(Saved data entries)
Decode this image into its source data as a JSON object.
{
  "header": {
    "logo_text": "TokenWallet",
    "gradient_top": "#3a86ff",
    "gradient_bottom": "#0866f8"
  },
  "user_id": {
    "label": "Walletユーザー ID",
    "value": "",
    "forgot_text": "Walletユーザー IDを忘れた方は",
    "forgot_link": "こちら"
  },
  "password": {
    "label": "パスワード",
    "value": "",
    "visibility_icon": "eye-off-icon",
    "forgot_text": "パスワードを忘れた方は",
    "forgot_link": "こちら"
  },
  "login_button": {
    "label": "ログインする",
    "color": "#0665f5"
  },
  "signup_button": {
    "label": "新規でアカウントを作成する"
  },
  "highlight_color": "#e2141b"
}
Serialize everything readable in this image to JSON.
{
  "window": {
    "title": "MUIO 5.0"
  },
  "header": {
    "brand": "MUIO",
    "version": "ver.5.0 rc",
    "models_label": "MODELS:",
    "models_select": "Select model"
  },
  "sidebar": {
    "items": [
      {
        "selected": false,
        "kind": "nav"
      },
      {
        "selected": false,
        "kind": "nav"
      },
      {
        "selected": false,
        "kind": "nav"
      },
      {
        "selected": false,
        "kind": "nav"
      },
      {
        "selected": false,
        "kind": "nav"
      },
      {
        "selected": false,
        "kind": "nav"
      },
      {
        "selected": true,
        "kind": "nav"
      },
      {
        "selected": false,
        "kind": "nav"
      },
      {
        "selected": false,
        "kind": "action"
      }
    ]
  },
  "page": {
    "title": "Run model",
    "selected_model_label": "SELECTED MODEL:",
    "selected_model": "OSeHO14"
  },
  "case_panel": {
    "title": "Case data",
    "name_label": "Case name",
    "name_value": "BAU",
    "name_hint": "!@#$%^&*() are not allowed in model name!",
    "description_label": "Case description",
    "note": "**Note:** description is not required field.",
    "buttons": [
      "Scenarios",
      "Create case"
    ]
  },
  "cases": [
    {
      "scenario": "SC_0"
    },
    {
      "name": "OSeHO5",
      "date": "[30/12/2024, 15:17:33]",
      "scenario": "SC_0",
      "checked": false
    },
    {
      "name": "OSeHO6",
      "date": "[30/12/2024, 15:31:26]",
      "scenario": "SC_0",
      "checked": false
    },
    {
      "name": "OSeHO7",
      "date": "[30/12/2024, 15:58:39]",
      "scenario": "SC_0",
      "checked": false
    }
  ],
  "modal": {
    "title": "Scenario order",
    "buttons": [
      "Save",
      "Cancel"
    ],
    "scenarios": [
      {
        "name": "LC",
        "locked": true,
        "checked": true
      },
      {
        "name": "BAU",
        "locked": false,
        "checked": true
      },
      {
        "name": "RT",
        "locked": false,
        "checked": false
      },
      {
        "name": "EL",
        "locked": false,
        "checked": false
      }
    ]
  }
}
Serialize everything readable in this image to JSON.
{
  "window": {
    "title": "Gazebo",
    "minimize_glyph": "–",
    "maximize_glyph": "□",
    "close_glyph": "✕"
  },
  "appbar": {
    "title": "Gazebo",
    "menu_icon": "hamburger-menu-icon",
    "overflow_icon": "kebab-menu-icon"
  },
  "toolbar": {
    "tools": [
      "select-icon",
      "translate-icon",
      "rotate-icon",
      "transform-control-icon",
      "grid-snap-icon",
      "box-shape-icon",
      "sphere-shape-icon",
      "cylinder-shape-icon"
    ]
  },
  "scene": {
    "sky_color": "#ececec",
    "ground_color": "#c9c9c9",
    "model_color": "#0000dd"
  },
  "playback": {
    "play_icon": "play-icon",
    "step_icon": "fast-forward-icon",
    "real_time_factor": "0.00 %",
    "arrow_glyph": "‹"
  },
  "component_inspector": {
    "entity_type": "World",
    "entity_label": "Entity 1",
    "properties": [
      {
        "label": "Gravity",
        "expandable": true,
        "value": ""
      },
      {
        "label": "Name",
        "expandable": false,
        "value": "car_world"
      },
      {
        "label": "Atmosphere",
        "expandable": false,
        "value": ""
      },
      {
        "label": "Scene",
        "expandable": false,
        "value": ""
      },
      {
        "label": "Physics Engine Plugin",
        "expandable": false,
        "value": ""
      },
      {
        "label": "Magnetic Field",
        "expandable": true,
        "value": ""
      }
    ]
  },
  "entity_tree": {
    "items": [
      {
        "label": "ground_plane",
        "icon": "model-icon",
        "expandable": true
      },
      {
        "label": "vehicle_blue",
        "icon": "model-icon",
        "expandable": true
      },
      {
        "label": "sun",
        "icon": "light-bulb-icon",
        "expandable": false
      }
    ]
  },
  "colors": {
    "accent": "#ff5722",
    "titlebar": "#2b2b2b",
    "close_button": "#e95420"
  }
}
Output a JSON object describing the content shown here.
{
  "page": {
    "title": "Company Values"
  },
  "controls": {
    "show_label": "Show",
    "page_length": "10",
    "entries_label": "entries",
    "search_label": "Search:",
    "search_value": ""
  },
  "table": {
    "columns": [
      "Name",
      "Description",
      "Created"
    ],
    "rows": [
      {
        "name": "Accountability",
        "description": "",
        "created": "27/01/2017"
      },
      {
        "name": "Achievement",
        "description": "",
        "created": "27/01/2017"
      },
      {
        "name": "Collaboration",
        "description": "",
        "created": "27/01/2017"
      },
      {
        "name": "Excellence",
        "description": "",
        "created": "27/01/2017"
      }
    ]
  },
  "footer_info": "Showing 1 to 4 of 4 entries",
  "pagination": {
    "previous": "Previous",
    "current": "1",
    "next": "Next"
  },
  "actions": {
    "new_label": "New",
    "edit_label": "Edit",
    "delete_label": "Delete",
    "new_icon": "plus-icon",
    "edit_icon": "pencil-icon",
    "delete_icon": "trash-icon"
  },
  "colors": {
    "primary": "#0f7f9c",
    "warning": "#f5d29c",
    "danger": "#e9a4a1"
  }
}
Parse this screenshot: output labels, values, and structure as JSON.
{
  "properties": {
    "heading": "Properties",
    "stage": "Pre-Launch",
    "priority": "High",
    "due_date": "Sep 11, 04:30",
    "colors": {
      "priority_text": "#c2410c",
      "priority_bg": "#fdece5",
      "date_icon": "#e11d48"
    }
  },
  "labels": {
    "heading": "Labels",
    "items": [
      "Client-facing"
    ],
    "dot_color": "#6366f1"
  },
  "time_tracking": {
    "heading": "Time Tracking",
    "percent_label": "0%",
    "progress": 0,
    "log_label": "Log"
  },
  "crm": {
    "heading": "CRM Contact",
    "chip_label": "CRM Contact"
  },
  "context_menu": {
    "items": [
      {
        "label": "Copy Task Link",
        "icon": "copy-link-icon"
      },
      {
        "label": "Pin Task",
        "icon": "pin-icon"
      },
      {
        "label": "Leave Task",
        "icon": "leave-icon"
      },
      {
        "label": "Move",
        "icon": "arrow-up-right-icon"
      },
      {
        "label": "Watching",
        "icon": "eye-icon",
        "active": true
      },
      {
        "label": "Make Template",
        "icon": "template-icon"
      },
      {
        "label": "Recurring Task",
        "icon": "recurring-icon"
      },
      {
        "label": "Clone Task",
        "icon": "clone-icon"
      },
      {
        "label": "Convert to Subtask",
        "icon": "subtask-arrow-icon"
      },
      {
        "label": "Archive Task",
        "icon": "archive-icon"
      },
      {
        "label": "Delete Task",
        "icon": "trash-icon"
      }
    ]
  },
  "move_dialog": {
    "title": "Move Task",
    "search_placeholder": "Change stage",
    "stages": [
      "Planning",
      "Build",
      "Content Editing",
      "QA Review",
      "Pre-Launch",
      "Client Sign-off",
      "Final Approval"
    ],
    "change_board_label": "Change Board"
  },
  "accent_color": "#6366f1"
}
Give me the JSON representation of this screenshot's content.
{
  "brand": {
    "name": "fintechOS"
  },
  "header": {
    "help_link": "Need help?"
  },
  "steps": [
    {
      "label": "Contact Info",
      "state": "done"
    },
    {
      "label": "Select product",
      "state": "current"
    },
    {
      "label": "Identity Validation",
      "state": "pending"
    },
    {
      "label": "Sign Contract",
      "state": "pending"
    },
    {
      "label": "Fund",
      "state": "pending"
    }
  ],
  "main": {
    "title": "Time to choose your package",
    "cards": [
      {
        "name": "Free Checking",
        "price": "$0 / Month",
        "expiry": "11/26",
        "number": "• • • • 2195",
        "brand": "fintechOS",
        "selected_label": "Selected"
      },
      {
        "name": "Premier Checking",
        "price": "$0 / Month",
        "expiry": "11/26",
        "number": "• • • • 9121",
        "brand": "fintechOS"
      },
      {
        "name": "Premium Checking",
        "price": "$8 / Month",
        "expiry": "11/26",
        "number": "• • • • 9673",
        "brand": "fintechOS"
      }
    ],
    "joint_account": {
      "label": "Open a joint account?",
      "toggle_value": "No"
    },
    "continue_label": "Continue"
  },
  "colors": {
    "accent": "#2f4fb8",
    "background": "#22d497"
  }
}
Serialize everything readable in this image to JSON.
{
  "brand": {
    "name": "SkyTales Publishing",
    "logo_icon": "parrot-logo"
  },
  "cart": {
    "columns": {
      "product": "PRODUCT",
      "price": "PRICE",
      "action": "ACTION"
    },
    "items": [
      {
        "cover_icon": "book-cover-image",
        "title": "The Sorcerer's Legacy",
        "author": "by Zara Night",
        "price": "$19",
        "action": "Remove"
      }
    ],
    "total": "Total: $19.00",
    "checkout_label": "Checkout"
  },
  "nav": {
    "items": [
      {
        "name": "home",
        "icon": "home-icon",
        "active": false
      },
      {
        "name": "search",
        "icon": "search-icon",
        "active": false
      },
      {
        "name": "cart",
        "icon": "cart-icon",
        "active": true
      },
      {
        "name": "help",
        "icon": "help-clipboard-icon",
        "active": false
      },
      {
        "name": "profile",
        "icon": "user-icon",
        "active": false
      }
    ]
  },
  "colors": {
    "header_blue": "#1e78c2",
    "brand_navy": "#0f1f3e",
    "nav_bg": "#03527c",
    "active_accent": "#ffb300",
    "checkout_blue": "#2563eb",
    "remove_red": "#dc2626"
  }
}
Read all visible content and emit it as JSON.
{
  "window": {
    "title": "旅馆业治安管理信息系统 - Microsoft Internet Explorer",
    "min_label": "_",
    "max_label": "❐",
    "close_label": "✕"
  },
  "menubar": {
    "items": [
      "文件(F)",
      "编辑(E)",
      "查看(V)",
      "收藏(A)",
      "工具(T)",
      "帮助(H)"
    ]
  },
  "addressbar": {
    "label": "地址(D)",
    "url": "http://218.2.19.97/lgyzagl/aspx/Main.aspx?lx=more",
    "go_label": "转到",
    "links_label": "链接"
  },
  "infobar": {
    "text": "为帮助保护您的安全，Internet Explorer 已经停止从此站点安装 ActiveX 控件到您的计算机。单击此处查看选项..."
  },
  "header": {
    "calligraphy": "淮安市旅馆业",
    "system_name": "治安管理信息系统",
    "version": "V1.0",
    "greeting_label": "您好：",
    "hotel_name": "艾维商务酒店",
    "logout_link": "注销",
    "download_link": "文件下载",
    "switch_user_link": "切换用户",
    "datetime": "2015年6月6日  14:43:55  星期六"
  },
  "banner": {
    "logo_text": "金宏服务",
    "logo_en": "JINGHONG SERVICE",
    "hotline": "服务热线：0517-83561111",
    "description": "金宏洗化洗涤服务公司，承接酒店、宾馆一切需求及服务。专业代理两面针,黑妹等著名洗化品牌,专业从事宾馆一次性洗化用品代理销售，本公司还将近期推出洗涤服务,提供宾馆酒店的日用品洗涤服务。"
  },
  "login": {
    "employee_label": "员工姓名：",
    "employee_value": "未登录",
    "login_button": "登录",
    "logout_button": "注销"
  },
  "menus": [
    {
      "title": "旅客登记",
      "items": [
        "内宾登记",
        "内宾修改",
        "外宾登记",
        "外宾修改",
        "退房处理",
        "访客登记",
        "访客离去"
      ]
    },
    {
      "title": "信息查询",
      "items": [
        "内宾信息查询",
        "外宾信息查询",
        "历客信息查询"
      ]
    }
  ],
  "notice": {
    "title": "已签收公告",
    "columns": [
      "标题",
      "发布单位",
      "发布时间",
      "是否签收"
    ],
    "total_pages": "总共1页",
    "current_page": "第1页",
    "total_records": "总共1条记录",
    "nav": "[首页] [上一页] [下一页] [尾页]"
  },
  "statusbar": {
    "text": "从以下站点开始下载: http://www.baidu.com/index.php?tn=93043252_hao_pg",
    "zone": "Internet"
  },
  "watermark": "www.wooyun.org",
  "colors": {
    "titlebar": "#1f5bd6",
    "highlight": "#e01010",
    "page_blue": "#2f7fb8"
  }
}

## [BRIEF]
List all lines above in which the string "heading" appears.

## [TASK OUTPUT]
    "heading": "Properties",
    "heading": "Labels",
    "heading": "Time Tracking",
    "heading": "CRM Contact",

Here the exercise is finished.